*Stored data entries:*
......

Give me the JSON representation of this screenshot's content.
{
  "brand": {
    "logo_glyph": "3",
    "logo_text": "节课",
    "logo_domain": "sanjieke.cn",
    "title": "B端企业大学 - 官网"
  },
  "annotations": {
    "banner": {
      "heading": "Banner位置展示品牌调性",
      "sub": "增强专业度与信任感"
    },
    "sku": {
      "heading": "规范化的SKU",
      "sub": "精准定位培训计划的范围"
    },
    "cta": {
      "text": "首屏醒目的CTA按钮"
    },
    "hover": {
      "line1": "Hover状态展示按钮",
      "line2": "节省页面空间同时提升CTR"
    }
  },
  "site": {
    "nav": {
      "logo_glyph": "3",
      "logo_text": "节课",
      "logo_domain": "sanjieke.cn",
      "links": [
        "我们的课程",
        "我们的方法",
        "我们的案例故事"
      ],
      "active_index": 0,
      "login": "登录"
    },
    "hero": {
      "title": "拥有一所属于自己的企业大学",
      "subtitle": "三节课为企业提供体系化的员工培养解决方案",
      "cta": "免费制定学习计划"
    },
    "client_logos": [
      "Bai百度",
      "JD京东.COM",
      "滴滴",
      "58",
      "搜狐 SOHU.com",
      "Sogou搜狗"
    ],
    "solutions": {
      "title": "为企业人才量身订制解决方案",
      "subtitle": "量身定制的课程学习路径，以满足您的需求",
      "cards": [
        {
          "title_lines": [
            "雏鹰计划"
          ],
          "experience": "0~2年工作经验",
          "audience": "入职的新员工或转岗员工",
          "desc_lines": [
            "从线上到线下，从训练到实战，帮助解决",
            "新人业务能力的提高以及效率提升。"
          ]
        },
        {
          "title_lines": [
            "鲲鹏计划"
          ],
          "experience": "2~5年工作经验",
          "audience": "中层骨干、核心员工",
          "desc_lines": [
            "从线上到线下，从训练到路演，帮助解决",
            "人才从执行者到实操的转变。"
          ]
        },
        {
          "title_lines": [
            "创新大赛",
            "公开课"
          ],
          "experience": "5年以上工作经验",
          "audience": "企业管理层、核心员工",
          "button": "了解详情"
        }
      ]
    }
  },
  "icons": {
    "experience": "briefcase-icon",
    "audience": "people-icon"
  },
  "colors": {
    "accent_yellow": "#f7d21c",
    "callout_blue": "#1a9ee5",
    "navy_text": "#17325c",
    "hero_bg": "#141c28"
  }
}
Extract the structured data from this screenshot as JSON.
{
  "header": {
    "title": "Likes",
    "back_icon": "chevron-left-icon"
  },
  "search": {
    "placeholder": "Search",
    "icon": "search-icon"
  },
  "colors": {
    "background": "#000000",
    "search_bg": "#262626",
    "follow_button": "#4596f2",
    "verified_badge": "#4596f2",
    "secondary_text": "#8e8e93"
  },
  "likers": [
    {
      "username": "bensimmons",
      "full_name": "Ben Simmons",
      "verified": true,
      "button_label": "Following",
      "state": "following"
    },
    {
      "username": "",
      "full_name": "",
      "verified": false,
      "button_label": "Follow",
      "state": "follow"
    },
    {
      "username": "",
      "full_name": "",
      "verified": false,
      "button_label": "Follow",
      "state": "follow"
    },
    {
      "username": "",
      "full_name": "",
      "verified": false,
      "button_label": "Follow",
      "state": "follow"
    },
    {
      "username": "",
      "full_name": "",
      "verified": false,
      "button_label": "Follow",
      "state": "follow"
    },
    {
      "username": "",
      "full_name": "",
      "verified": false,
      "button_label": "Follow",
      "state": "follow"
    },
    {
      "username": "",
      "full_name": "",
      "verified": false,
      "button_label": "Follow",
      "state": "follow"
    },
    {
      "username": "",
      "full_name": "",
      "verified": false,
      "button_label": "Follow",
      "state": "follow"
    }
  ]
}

......

*TASK STATEMENT:* Output every line above without altering anything.

*FINAL RESULT:*
Give me the JSON representation of this screenshot's content.
{
  "brand": {
    "logo_glyph": "3",
    "logo_text": "节课",
    "logo_domain": "sanjieke.cn",
    "title": "B端企业大学 - 官网"
  },
  "annotations": {
    "banner": {
      "heading": "Banner位置展示品牌调性",
      "sub": "增强专业度与信任感"
    },
    "sku": {
      "heading": "规范化的SKU",
      "sub": "精准定位培训计划的范围"
    },
    "cta": {
      "text": "首屏醒目的CTA按钮"
    },
    "hover": {
      "line1": "Hover状态展示按钮",
      "line2": "节省页面空间同时提升CTR"
    }
  },
  "site": {
    "nav": {
      "logo_glyph": "3",
      "logo_text": "节课",
      "logo_domain": "sanjieke.cn",
      "links": [
        "我们的课程",
        "我们的方法",
        "我们的案例故事"
      ],
      "active_index": 0,
      "login": "登录"
    },
    "hero": {
      "title": "拥有一所属于自己的企业大学",
      "subtitle": "三节课为企业提供体系化的员工培养解决方案",
      "cta": "免费制定学习计划"
    },
    "client_logos": [
      "Bai百度",
      "JD京东.COM",
      "滴滴",
      "58",
      "搜狐 SOHU.com",
      "Sogou搜狗"
    ],
    "solutions": {
      "title": "为企业人才量身订制解决方案",
      "subtitle": "量身定制的课程学习路径，以满足您的需求",
      "cards": [
        {
          "title_lines": [
            "雏鹰计划"
          ],
          "experience": "0~2年工作经验",
          "audience": "入职的新员工或转岗员工",
          "desc_lines": [
            "从线上到线下，从训练到实战，帮助解决",
            "新人业务能力的提高以及效率提升。"
          ]
        },
        {
          "title_lines": [
            "鲲鹏计划"
          ],
          "experience": "2~5年工作经验",
          "audience": "中层骨干、核心员工",
          "desc_lines": [
            "从线上到线下，从训练到路演，帮助解决",
            "人才从执行者到实操的转变。"
          ]
        },
        {
          "title_lines": [
            "创新大赛",
            "公开课"
          ],
          "experience": "5年以上工作经验",
          "audience": "企业管理层、核心员工",
          "button": "了解详情"
        }
      ]
    }
  },
  "icons": {
    "experience": "briefcase-icon",
    "audience": "people-icon"
  },
  "colors": {
    "accent_yellow": "#f7d21c",
    "callout_blue": "#1a9ee5",
    "navy_text": "#17325c",
    "hero_bg": "#141c28"
  }
}
Extract the structured data from this screenshot as JSON.
{
  "header": {
    "title": "Likes",
    "back_icon": "chevron-left-icon"
  },
  "search": {
    "placeholder": "Search",
    "icon": "search-icon"
  },
  "colors": {
    "background": "#000000",
    "search_bg": "#262626",
    "follow_button": "#4596f2",
    "verified_badge": "#4596f2",
    "secondary_text": "#8e8e93"
  },
  "likers": [
    {
      "username": "bensimmons",
      "full_name": "Ben Simmons",
      "verified": true,
      "button_label": "Following",
      "state": "following"
    },
    {
      "username": "",
      "full_name": "",
      "verified": false,
      "button_label": "Follow",
      "state": "follow"
    },
    {
      "username": "",
      "full_name": "",
      "verified": false,
      "button_label": "Follow",
      "state": "follow"
    },
    {
      "username": "",
      "full_name": "",
      "verified": false,
      "button_label": "Follow",
      "state": "follow"
    },
    {
      "username": "",
      "full_name": "",
      "verified": false,
      "button_label": "Follow",
      "state": "follow"
    },
    {
      "username": "",
      "full_name": "",
      "verified": false,
      "button_label": "Follow",
      "state": "follow"
    },
    {
      "username": "",
      "full_name": "",
      "verified": false,
      "button_label": "Follow",
      "state": "follow"
    },
    {
      "username": "",
      "full_name": "",
      "verified": false,
      "button_label": "Follow",
      "state": "follow"
    }
  ]
}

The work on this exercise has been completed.